==== DATA SECTION ====
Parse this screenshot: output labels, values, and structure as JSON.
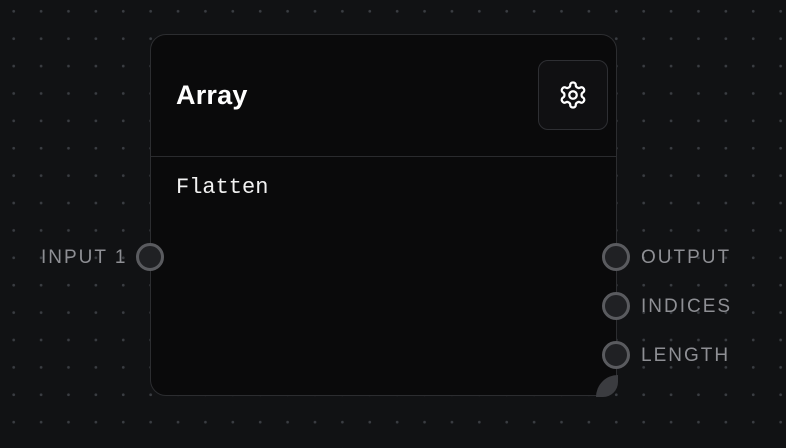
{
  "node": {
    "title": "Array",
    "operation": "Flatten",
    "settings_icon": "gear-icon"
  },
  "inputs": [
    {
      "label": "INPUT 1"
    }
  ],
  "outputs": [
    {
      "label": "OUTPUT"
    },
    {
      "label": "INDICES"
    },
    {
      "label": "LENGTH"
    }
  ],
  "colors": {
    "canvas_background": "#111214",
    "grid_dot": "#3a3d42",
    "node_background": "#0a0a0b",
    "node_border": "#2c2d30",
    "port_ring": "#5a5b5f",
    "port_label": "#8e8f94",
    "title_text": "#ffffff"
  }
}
====
==== DATA SECTION ====
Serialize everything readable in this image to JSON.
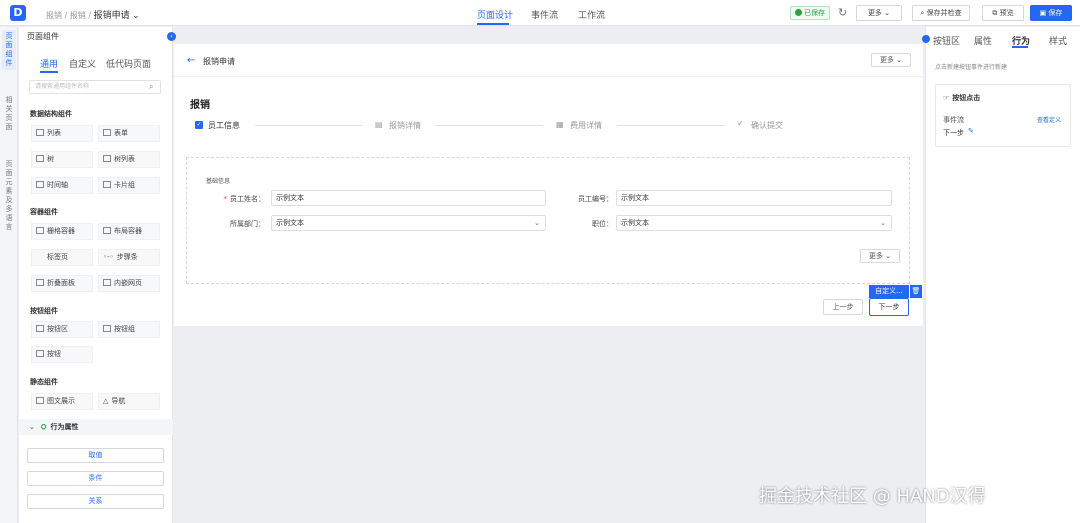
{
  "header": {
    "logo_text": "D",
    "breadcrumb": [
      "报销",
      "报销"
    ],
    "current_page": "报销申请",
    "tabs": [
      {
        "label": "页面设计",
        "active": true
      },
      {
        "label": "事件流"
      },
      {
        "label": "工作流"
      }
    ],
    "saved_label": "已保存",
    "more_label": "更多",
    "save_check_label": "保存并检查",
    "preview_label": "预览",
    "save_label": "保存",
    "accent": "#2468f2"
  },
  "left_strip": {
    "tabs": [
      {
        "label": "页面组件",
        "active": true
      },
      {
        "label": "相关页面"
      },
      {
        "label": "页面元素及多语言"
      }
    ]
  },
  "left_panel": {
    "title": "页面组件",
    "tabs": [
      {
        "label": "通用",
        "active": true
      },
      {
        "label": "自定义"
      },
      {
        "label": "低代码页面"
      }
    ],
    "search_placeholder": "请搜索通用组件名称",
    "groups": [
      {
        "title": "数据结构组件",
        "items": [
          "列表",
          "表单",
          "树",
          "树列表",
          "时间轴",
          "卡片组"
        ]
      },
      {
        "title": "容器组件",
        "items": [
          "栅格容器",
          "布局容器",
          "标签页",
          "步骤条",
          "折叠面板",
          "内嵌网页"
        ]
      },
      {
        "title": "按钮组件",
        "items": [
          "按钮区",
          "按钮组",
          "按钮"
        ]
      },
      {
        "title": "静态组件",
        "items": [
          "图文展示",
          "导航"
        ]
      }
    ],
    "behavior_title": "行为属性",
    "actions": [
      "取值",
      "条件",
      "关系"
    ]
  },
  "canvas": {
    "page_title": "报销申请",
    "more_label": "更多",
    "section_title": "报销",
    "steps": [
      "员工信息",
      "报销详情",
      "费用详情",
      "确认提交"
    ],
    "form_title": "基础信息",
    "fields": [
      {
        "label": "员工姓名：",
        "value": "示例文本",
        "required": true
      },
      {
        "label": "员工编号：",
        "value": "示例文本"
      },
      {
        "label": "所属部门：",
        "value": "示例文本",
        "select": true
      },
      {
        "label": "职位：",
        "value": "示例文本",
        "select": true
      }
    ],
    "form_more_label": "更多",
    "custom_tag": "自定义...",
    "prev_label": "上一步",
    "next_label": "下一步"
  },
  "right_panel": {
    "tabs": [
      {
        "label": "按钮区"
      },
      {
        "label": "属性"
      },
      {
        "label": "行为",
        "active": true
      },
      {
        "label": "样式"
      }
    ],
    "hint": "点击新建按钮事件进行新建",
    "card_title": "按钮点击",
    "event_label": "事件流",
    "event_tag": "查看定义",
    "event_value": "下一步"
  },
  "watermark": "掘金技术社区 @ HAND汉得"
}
====
Pick out and copy the lines of the material that include the word "this".

**SOLUTION**.
Parse this screenshot: output labels, values, and structure as JSON.
Serialize everything readable in this image to JSON.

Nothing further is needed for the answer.